Which lines include the word "Finanz"? Copy each of them.

[Records from a collection]
'''

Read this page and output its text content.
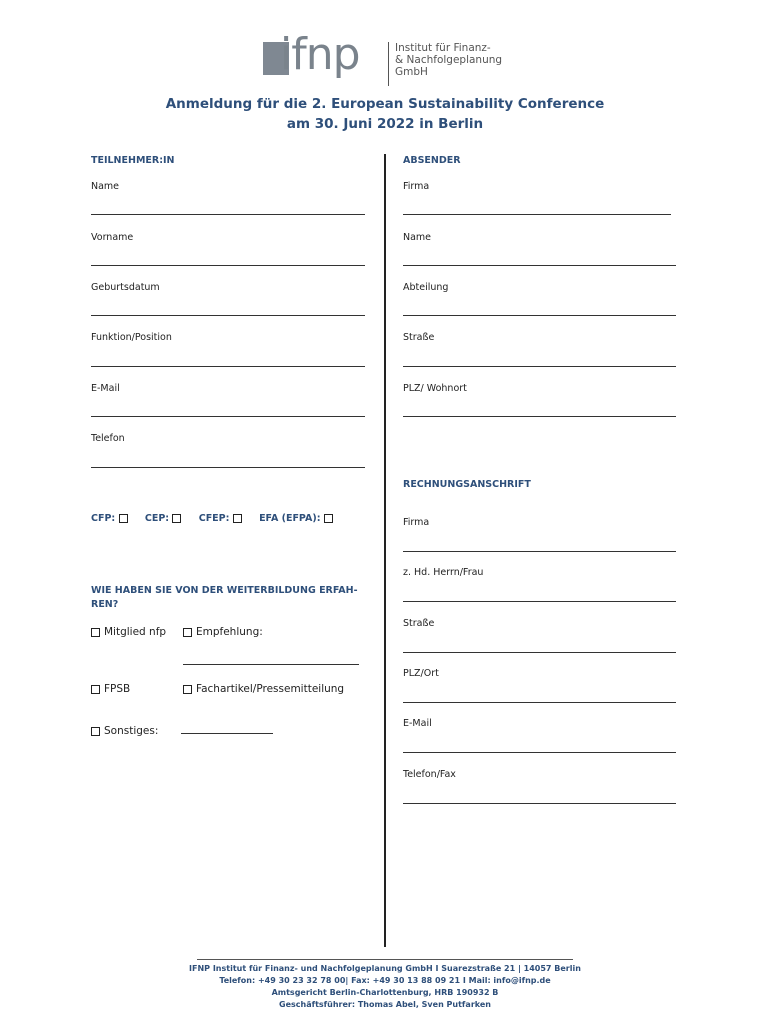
ifnp	Institut für Finanz-
& Nachfolgeplanung
GmbH
Anmeldung für die 2. European Sustainability Conference
am 30. Juni 2022 in Berlin
TEILNEHMER:IN
Name
Vorname
Geburtsdatum
Funktion/Position
E-Mail
Telefon
CFP:	CEP:	CFEP:	EFA (EFPA):
WIE HABEN SIE VON DER WEITERBILDUNG ERFAH-
REN?
Mitglied nfp	Empfehlung:
FPSB	Fachartikel/Pressemitteilung
Sonstiges:
ABSENDER
Firma
Name
Abteilung
Straße
PLZ/ Wohnort
RECHNUNGSANSCHRIFT
Firma
z. Hd. Herrn/Frau
Straße
PLZ/Ort
E-Mail
Telefon/Fax
IFNP Institut für Finanz- und Nachfolgeplanung GmbH I Suarezstraße 21 | 14057 Berlin
Telefon: +49 30 23 32 78 00| Fax: +49 30 13 88 09 21 I Mail: info@ifnp.de
Amtsgericht Berlin-Charlottenburg, HRB 190932 B
Geschäftsführer: Thomas Abel, Sven Putfarken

'''

**Completed task**
ifnp	Institut für Finanz-
IFNP Institut für Finanz- und Nachfolgeplanung GmbH I Suarezstraße 21 | 14057 Berlin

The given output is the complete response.